TASK PROMPT
Set down the data below without change, skipping the pictures it holds.

--- begin ---

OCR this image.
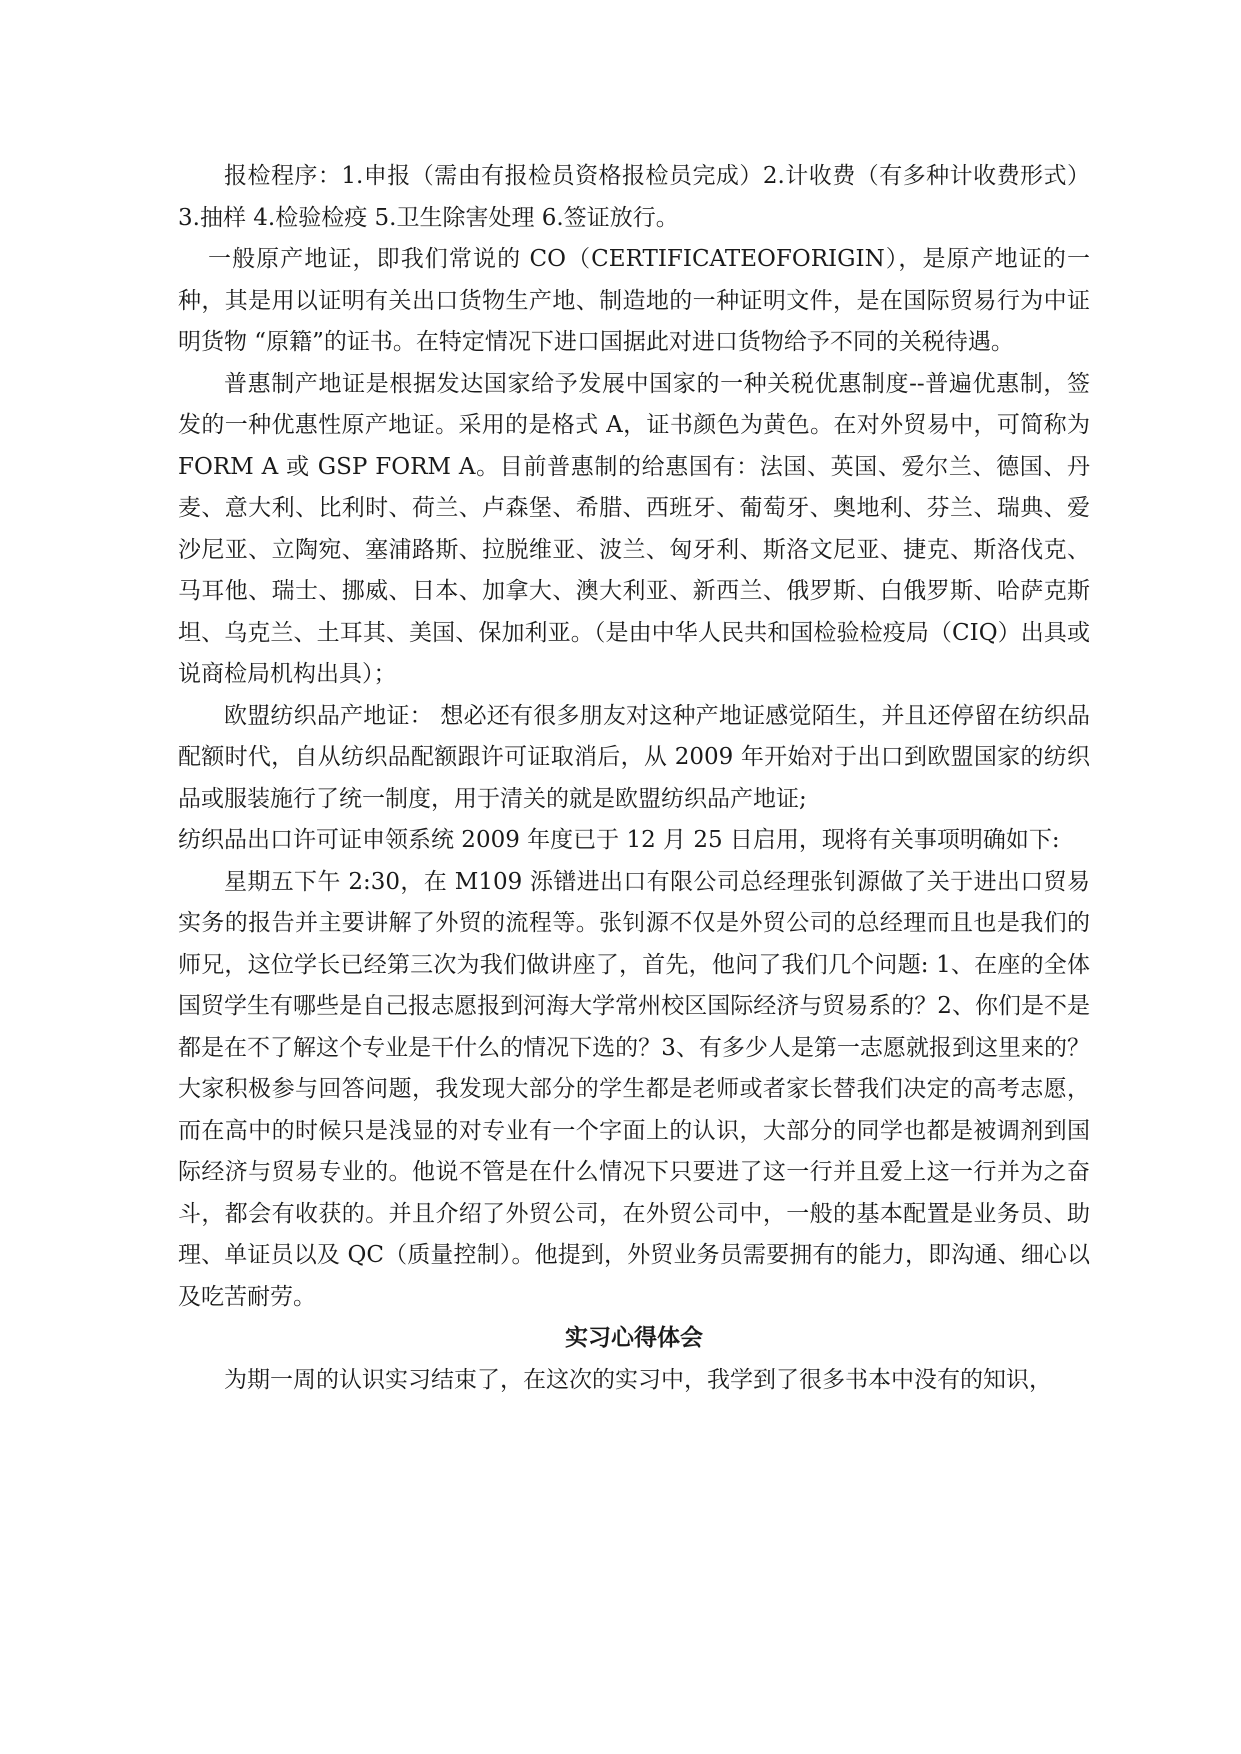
报检程序：1.申报（需由有报检员资格报检员完成）2.计收费（有多种计收费形式）3.抽样 4.检验检疫 5.卫生除害处理 6.签证放行。

一般原产地证，即我们常说的 CO（CERTIFICATEOFORIGIN），是原产地证的一种，其是用以证明有关出口货物生产地、制造地的一种证明文件，是在国际贸易行为中证明货物 “原籍”的证书。在特定情况下进口国据此对进口货物给予不同的关税待遇。

普惠制产地证是根据发达国家给予发展中国家的一种关税优惠制度--普遍优惠制，签发的一种优惠性原产地证。采用的是格式 A，证书颜色为黄色。在对外贸易中，可简称为 FORM A 或 GSP FORM A。目前普惠制的给惠国有：法国、英国、爱尔兰、德国、丹麦、意大利、比利时、荷兰、卢森堡、希腊、西班牙、葡萄牙、奥地利、芬兰、瑞典、爱沙尼亚、立陶宛、塞浦路斯、拉脱维亚、波兰、匈牙利、斯洛文尼亚、捷克、斯洛伐克、马耳他、瑞士、挪威、日本、加拿大、澳大利亚、新西兰、俄罗斯、白俄罗斯、哈萨克斯坦、乌克兰、土耳其、美国、保加利亚。（是由中华人民共和国检验检疫局（CIQ）出具或说商检局机构出具）；

欧盟纺织品产地证： 想必还有很多朋友对这种产地证感觉陌生，并且还停留在纺织品配额时代，自从纺织品配额跟许可证取消后，从 2009 年开始对于出口到欧盟国家的纺织品或服装施行了统一制度，用于清关的就是欧盟纺织品产地证;

纺织品出口许可证申领系统 2009 年度已于 12 月 25 日启用，现将有关事项明确如下:

星期五下午 2:30，在 M109 泺镨进出口有限公司总经理张钊源做了关于进出口贸易实务的报告并主要讲解了外贸的流程等。张钊源不仅是外贸公司的总经理而且也是我们的师兄，这位学长已经第三次为我们做讲座了，首先，他问了我们几个问题: 1、在座的全体国贸学生有哪些是自己报志愿报到河海大学常州校区国际经济与贸易系的？2、你们是不是都是在不了解这个专业是干什么的情况下选的？3、有多少人是第一志愿就报到这里来的？大家积极参与回答问题，我发现大部分的学生都是老师或者家长替我们决定的高考志愿，而在高中的时候只是浅显的对专业有一个字面上的认识，大部分的同学也都是被调剂到国际经济与贸易专业的。他说不管是在什么情况下只要进了这一行并且爱上这一行并为之奋斗，都会有收获的。并且介绍了外贸公司，在外贸公司中，一般的基本配置是业务员、助理、单证员以及 QC（质量控制）。他提到，外贸业务员需要拥有的能力，即沟通、细心以及吃苦耐劳。

实习心得体会

为期一周的认识实习结束了，在这次的实习中，我学到了很多书本中没有的知识，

--- end ---

REPLY TO THE TASK
OCR this image.
报检程序：1.申报（需由有报检员资格报检员完成）2.计收费（有多种计收费形式）3.抽样 4.检验检疫 5.卫生除害处理 6.签证放行。

一般原产地证，即我们常说的 CO（CERTIFICATEOFORIGIN），是原产地证的一种，其是用以证明有关出口货物生产地、制造地的一种证明文件，是在国际贸易行为中证明货物 “原籍”的证书。在特定情况下进口国据此对进口货物给予不同的关税待遇。

普惠制产地证是根据发达国家给予发展中国家的一种关税优惠制度--普遍优惠制，签发的一种优惠性原产地证。采用的是格式 A，证书颜色为黄色。在对外贸易中，可简称为 FORM A 或 GSP FORM A。目前普惠制的给惠国有：法国、英国、爱尔兰、德国、丹麦、意大利、比利时、荷兰、卢森堡、希腊、西班牙、葡萄牙、奥地利、芬兰、瑞典、爱沙尼亚、立陶宛、塞浦路斯、拉脱维亚、波兰、匈牙利、斯洛文尼亚、捷克、斯洛伐克、马耳他、瑞士、挪威、日本、加拿大、澳大利亚、新西兰、俄罗斯、白俄罗斯、哈萨克斯坦、乌克兰、土耳其、美国、保加利亚。（是由中华人民共和国检验检疫局（CIQ）出具或说商检局机构出具）；

欧盟纺织品产地证： 想必还有很多朋友对这种产地证感觉陌生，并且还停留在纺织品配额时代，自从纺织品配额跟许可证取消后，从 2009 年开始对于出口到欧盟国家的纺织品或服装施行了统一制度，用于清关的就是欧盟纺织品产地证;

纺织品出口许可证申领系统 2009 年度已于 12 月 25 日启用，现将有关事项明确如下:

星期五下午 2:30，在 M109 泺镨进出口有限公司总经理张钊源做了关于进出口贸易实务的报告并主要讲解了外贸的流程等。张钊源不仅是外贸公司的总经理而且也是我们的师兄，这位学长已经第三次为我们做讲座了，首先，他问了我们几个问题: 1、在座的全体国贸学生有哪些是自己报志愿报到河海大学常州校区国际经济与贸易系的？2、你们是不是都是在不了解这个专业是干什么的情况下选的？3、有多少人是第一志愿就报到这里来的？大家积极参与回答问题，我发现大部分的学生都是老师或者家长替我们决定的高考志愿，而在高中的时候只是浅显的对专业有一个字面上的认识，大部分的同学也都是被调剂到国际经济与贸易专业的。他说不管是在什么情况下只要进了这一行并且爱上这一行并为之奋斗，都会有收获的。并且介绍了外贸公司，在外贸公司中，一般的基本配置是业务员、助理、单证员以及 QC（质量控制）。他提到，外贸业务员需要拥有的能力，即沟通、细心以及吃苦耐劳。

实习心得体会

为期一周的认识实习结束了，在这次的实习中，我学到了很多书本中没有的知识，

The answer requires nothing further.